▶ _Description of the task_: Copy out all the lines where "document" shows up.

======== Material for this task

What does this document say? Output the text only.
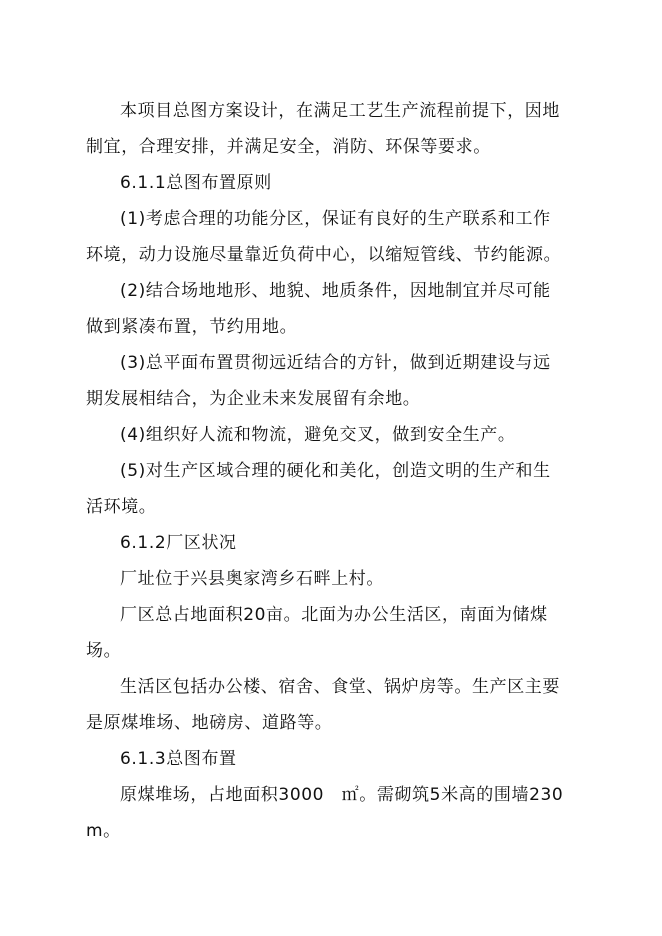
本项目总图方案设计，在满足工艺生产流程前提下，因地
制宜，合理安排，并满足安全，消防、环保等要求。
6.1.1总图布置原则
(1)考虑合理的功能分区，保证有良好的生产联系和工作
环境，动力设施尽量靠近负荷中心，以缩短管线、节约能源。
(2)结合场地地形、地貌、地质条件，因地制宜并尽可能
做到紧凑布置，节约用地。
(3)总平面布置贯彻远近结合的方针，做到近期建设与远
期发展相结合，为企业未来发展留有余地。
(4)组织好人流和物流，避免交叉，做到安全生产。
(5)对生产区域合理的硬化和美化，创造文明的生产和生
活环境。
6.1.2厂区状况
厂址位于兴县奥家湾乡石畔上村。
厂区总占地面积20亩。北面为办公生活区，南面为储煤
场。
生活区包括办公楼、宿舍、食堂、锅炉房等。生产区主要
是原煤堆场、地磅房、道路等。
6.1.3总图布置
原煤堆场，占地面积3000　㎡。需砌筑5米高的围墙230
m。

================
======== Material for this task

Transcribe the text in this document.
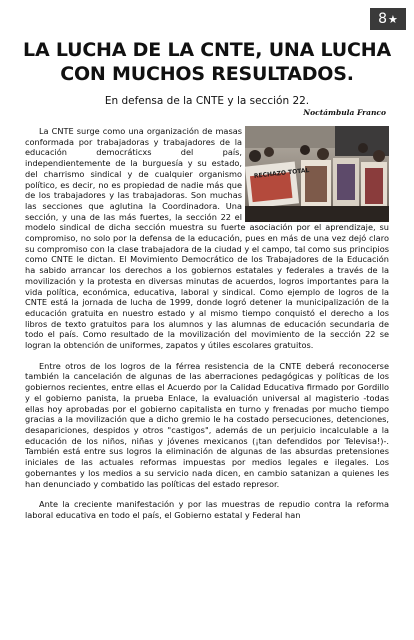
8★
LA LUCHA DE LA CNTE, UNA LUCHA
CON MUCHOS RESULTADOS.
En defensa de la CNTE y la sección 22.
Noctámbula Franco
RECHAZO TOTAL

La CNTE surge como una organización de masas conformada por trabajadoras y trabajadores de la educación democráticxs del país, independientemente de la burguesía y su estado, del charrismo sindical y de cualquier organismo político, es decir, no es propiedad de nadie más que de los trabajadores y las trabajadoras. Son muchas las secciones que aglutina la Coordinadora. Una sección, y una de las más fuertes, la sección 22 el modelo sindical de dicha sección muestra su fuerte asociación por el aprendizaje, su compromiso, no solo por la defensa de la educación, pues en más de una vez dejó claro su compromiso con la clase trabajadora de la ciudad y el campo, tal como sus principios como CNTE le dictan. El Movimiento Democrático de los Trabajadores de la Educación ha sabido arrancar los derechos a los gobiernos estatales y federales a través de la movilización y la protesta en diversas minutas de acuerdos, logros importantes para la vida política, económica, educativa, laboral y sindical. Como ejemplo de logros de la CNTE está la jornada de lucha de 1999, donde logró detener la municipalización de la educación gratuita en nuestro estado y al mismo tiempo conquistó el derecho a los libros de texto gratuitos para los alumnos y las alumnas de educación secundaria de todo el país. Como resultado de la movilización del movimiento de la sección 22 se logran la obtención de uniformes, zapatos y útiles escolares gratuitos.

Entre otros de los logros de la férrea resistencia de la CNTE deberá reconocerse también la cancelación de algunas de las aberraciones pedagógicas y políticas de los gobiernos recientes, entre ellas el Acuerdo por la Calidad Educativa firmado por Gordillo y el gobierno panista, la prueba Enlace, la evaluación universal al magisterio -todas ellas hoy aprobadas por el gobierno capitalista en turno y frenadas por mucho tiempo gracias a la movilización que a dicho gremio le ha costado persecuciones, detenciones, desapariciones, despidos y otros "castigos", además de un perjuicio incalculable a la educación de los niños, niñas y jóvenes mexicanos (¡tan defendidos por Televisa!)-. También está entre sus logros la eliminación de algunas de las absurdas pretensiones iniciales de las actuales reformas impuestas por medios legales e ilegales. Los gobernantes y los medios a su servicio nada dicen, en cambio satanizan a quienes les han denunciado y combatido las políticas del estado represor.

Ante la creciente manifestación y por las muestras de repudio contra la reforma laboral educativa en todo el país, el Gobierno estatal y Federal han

================
======== Material for this task

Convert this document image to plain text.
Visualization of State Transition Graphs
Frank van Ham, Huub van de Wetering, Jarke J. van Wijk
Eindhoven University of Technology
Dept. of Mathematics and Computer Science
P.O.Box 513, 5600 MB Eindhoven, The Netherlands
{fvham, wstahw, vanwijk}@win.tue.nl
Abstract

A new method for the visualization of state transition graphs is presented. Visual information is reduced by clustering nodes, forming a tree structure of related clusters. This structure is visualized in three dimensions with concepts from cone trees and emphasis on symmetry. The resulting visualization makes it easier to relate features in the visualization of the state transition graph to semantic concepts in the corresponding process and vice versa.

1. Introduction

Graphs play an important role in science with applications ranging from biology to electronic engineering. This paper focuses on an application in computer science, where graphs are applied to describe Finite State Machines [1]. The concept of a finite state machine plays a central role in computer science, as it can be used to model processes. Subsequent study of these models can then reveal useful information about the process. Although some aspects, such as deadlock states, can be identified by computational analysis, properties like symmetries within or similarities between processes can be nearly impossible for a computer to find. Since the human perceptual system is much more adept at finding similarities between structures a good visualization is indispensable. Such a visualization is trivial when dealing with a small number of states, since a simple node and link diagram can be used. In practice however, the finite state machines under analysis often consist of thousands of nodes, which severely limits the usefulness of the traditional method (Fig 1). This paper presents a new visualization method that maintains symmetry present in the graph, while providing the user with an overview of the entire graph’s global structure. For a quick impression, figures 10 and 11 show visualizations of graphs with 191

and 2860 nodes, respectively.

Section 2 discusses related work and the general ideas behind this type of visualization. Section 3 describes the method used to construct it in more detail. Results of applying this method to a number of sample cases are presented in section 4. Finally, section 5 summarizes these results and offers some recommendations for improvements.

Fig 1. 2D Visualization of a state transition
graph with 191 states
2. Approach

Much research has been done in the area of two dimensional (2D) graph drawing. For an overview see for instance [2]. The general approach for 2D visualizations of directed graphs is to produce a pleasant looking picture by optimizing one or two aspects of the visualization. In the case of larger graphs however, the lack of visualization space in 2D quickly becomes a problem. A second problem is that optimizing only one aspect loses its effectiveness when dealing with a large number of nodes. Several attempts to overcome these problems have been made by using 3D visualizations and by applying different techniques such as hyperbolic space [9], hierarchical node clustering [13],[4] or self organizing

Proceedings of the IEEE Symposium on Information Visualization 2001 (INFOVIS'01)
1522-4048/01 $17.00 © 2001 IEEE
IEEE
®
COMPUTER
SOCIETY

================

▶ _Exercise output_:
What does this document say? Output the text only.
Transcribe the text in this document.
Convert this document image to plain text.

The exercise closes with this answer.